◆ JOB ◆
Write the data out again in full, with no departure from the original.

[Stored records]
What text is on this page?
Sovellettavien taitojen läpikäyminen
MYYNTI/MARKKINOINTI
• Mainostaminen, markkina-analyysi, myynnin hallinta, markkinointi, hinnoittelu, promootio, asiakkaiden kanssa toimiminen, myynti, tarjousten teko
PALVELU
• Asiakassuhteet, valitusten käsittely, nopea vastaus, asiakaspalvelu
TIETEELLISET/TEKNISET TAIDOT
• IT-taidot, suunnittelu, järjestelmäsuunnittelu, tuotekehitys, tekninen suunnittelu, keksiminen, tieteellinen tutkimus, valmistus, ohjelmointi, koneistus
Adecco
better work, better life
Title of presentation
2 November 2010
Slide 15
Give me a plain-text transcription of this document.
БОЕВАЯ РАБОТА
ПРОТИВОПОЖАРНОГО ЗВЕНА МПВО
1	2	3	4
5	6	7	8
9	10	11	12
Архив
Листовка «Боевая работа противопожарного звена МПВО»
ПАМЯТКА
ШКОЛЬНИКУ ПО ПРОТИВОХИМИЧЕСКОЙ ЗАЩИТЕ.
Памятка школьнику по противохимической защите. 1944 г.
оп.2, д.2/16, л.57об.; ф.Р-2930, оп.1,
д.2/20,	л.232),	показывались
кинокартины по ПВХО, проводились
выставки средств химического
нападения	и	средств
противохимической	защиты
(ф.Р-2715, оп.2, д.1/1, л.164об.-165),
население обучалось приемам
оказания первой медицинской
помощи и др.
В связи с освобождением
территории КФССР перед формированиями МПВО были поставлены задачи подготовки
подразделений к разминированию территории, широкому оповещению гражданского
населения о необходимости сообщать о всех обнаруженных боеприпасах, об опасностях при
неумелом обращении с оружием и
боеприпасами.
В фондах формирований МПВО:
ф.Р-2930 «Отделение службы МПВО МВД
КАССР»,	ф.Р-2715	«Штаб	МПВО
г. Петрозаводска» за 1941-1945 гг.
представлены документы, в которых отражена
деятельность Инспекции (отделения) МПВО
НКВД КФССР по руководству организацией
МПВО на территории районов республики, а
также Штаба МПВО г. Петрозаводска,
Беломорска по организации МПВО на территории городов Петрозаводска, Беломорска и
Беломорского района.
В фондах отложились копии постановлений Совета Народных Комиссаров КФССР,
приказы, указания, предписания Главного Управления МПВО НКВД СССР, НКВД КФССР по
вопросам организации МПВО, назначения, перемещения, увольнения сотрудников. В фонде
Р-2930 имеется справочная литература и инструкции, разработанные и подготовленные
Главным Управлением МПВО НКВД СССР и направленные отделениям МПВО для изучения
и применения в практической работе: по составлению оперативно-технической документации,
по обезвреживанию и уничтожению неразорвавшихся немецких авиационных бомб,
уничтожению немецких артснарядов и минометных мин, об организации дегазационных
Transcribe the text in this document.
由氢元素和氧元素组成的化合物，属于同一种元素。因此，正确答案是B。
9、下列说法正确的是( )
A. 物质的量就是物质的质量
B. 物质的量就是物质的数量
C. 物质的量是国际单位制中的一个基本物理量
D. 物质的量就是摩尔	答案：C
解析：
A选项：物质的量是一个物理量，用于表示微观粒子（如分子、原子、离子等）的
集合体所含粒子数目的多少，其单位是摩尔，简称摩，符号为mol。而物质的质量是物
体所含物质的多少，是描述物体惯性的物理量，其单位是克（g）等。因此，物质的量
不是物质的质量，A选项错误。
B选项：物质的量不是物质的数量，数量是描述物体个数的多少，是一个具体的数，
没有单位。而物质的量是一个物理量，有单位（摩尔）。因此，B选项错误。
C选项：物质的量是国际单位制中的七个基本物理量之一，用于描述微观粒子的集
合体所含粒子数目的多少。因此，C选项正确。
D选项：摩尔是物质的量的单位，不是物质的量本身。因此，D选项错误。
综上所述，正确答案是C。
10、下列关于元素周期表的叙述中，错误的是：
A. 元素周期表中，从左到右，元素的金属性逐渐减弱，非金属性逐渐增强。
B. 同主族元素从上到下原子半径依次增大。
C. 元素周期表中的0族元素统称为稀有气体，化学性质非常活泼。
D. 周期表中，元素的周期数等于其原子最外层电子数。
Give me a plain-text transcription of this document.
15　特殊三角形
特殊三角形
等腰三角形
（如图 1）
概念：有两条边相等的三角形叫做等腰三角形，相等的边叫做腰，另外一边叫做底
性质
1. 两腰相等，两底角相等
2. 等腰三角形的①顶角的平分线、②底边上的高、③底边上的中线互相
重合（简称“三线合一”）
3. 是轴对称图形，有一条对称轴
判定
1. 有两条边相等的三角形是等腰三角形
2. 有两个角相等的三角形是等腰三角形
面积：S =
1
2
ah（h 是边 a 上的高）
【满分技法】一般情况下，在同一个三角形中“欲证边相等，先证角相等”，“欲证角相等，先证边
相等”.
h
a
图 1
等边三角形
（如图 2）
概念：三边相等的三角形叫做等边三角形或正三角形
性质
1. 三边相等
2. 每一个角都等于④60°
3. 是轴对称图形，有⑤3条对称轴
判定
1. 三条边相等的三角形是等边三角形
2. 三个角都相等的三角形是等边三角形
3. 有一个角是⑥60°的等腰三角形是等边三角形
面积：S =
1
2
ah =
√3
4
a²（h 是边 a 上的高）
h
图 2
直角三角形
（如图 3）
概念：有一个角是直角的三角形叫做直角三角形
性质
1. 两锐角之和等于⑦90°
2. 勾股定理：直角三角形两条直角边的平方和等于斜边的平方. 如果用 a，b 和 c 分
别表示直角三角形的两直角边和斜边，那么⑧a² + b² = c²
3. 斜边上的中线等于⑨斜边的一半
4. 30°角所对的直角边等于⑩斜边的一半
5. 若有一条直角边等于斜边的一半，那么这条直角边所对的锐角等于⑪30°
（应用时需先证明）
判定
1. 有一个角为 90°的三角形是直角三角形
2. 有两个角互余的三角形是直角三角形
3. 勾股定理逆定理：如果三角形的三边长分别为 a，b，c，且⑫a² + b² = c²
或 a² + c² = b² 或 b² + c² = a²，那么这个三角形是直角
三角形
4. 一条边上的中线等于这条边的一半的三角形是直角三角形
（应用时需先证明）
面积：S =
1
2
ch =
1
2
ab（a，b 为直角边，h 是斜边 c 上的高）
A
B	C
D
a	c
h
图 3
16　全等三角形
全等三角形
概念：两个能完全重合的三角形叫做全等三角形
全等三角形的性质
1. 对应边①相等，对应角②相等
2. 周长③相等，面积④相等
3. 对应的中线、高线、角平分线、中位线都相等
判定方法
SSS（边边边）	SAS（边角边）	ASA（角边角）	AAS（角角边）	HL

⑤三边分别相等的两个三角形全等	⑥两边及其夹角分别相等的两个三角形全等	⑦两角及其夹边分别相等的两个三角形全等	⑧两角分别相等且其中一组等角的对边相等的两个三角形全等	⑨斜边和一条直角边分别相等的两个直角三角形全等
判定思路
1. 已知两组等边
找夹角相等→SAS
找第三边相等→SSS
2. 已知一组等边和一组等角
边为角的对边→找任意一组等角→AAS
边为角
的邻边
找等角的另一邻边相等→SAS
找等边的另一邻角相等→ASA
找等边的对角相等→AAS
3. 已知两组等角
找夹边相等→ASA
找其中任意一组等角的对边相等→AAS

◆ OUTPUT FOR THIS TASK ◆
What text is on this page?
Sovellettavien taitojen läpikäyminen
MYYNTI/MARKKINOINTI
• Mainostaminen, markkina-analyysi, myynnin hallinta, markkinointi, hinnoittelu, promootio, asiakkaiden kanssa toimiminen, myynti, tarjousten teko
PALVELU
• Asiakassuhteet, valitusten käsittely, nopea vastaus, asiakaspalvelu
TIETEELLISET/TEKNISET TAIDOT
• IT-taidot, suunnittelu, järjestelmäsuunnittelu, tuotekehitys, tekninen suunnittelu, keksiminen, tieteellinen tutkimus, valmistus, ohjelmointi, koneistus
Adecco
better work, better life
Title of presentation
2 November 2010
Slide 15
Give me a plain-text transcription of this document.
БОЕВАЯ РАБОТА
ПРОТИВОПОЖАРНОГО ЗВЕНА МПВО
1	2	3	4
5	6	7	8
9	10	11	12
Архив
Листовка «Боевая работа противопожарного звена МПВО»
ПАМЯТКА
ШКОЛЬНИКУ ПО ПРОТИВОХИМИЧЕСКОЙ ЗАЩИТЕ.
Памятка школьнику по противохимической защите. 1944 г.
оп.2, д.2/16, л.57об.; ф.Р-2930, оп.1,
д.2/20,	л.232),	показывались
кинокартины по ПВХО, проводились
выставки средств химического
нападения	и	средств
противохимической	защиты
(ф.Р-2715, оп.2, д.1/1, л.164об.-165),
население обучалось приемам
оказания первой медицинской
помощи и др.
В связи с освобождением
территории КФССР перед формированиями МПВО были поставлены задачи подготовки
подразделений к разминированию территории, широкому оповещению гражданского
населения о необходимости сообщать о всех обнаруженных боеприпасах, об опасностях при
неумелом обращении с оружием и
боеприпасами.
В фондах формирований МПВО:
ф.Р-2930 «Отделение службы МПВО МВД
КАССР»,	ф.Р-2715	«Штаб	МПВО
г. Петрозаводска» за 1941-1945 гг.
представлены документы, в которых отражена
деятельность Инспекции (отделения) МПВО
НКВД КФССР по руководству организацией
МПВО на территории районов республики, а
также Штаба МПВО г. Петрозаводска,
Беломорска по организации МПВО на территории городов Петрозаводска, Беломорска и
Беломорского района.
В фондах отложились копии постановлений Совета Народных Комиссаров КФССР,
приказы, указания, предписания Главного Управления МПВО НКВД СССР, НКВД КФССР по
вопросам организации МПВО, назначения, перемещения, увольнения сотрудников. В фонде
Р-2930 имеется справочная литература и инструкции, разработанные и подготовленные
Главным Управлением МПВО НКВД СССР и направленные отделениям МПВО для изучения
и применения в практической работе: по составлению оперативно-технической документации,
по обезвреживанию и уничтожению неразорвавшихся немецких авиационных бомб,
уничтожению немецких артснарядов и минометных мин, об организации дегазационных
Transcribe the text in this document.
由氢元素和氧元素组成的化合物，属于同一种元素。因此，正确答案是B。
9、下列说法正确的是( )
A. 物质的量就是物质的质量
B. 物质的量就是物质的数量
C. 物质的量是国际单位制中的一个基本物理量
D. 物质的量就是摩尔	答案：C
解析：
A选项：物质的量是一个物理量，用于表示微观粒子（如分子、原子、离子等）的
集合体所含粒子数目的多少，其单位是摩尔，简称摩，符号为mol。而物质的质量是物
体所含物质的多少，是描述物体惯性的物理量，其单位是克（g）等。因此，物质的量
不是物质的质量，A选项错误。
B选项：物质的量不是物质的数量，数量是描述物体个数的多少，是一个具体的数，
没有单位。而物质的量是一个物理量，有单位（摩尔）。因此，B选项错误。
C选项：物质的量是国际单位制中的七个基本物理量之一，用于描述微观粒子的集
合体所含粒子数目的多少。因此，C选项正确。
D选项：摩尔是物质的量的单位，不是物质的量本身。因此，D选项错误。
综上所述，正确答案是C。
10、下列关于元素周期表的叙述中，错误的是：
A. 元素周期表中，从左到右，元素的金属性逐渐减弱，非金属性逐渐增强。
B. 同主族元素从上到下原子半径依次增大。
C. 元素周期表中的0族元素统称为稀有气体，化学性质非常活泼。
D. 周期表中，元素的周期数等于其原子最外层电子数。
Give me a plain-text transcription of this document.
15　特殊三角形
特殊三角形
等腰三角形
（如图 1）
概念：有两条边相等的三角形叫做等腰三角形，相等的边叫做腰，另外一边叫做底
性质
1. 两腰相等，两底角相等
2. 等腰三角形的①顶角的平分线、②底边上的高、③底边上的中线互相
重合（简称“三线合一”）
3. 是轴对称图形，有一条对称轴
判定
1. 有两条边相等的三角形是等腰三角形
2. 有两个角相等的三角形是等腰三角形
面积：S =
1
2
ah（h 是边 a 上的高）
【满分技法】一般情况下，在同一个三角形中“欲证边相等，先证角相等”，“欲证角相等，先证边
相等”.
h
a
图 1
等边三角形
（如图 2）
概念：三边相等的三角形叫做等边三角形或正三角形
性质
1. 三边相等
2. 每一个角都等于④60°
3. 是轴对称图形，有⑤3条对称轴
判定
1. 三条边相等的三角形是等边三角形
2. 三个角都相等的三角形是等边三角形
3. 有一个角是⑥60°的等腰三角形是等边三角形
面积：S =
1
2
ah =
√3
4
a²（h 是边 a 上的高）
h
图 2
直角三角形
（如图 3）
概念：有一个角是直角的三角形叫做直角三角形
性质
1. 两锐角之和等于⑦90°
2. 勾股定理：直角三角形两条直角边的平方和等于斜边的平方. 如果用 a，b 和 c 分
别表示直角三角形的两直角边和斜边，那么⑧a² + b² = c²
3. 斜边上的中线等于⑨斜边的一半
4. 30°角所对的直角边等于⑩斜边的一半
5. 若有一条直角边等于斜边的一半，那么这条直角边所对的锐角等于⑪30°
（应用时需先证明）
判定
1. 有一个角为 90°的三角形是直角三角形
2. 有两个角互余的三角形是直角三角形
3. 勾股定理逆定理：如果三角形的三边长分别为 a，b，c，且⑫a² + b² = c²
或 a² + c² = b² 或 b² + c² = a²，那么这个三角形是直角
三角形
4. 一条边上的中线等于这条边的一半的三角形是直角三角形
（应用时需先证明）
面积：S =
1
2
ch =
1
2
ab（a，b 为直角边，h 是斜边 c 上的高）
A
B	C
D
a	c
h
图 3
16　全等三角形
全等三角形
概念：两个能完全重合的三角形叫做全等三角形
全等三角形的性质
1. 对应边①相等，对应角②相等
2. 周长③相等，面积④相等
3. 对应的中线、高线、角平分线、中位线都相等
判定方法
SSS（边边边）	SAS（边角边）	ASA（角边角）	AAS（角角边）	HL

⑤三边分别相等的两个三角形全等	⑥两边及其夹角分别相等的两个三角形全等	⑦两角及其夹边分别相等的两个三角形全等	⑧两角分别相等且其中一组等角的对边相等的两个三角形全等	⑨斜边和一条直角边分别相等的两个直角三角形全等
判定思路
1. 已知两组等边
找夹角相等→SAS
找第三边相等→SSS
2. 已知一组等边和一组等角
边为角的对边→找任意一组等角→AAS
边为角
的邻边
找等角的另一邻边相等→SAS
找等边的另一邻角相等→ASA
找等边的对角相等→AAS
3. 已知两组等角
找夹边相等→ASA
找其中任意一组等角的对边相等→AAS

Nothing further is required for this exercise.